[Records from a data source]
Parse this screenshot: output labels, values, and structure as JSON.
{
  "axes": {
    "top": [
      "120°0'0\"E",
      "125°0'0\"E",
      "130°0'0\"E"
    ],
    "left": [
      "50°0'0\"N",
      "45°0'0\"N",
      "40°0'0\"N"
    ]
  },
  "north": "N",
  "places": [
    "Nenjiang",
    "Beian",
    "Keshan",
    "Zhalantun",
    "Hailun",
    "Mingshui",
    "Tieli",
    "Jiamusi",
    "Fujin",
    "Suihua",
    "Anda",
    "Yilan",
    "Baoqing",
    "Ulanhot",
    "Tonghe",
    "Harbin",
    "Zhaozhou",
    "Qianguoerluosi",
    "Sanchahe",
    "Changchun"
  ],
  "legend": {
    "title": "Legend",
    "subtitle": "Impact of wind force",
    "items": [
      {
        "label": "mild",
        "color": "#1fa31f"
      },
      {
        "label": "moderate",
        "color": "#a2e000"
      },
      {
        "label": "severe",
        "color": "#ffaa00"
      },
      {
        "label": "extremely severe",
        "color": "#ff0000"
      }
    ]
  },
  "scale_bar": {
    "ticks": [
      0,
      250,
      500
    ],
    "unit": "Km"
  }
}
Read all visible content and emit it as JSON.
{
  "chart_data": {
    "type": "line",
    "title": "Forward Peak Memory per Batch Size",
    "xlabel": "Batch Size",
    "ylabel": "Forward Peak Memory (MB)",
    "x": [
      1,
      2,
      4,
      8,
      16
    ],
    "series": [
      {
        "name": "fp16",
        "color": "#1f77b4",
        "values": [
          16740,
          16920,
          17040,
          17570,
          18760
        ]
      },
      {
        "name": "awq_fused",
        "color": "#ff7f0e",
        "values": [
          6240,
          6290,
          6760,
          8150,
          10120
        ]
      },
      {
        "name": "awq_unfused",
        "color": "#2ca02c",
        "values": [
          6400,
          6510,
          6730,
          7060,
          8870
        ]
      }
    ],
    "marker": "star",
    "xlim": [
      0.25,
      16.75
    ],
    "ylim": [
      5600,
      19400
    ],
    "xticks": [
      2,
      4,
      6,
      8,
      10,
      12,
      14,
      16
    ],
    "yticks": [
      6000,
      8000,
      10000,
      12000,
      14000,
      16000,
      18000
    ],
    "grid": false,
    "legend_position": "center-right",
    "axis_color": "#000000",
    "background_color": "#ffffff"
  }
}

Problem details: How many of the lines above include the string "severe"? Reply with the number by itself.

Exercise answer: 2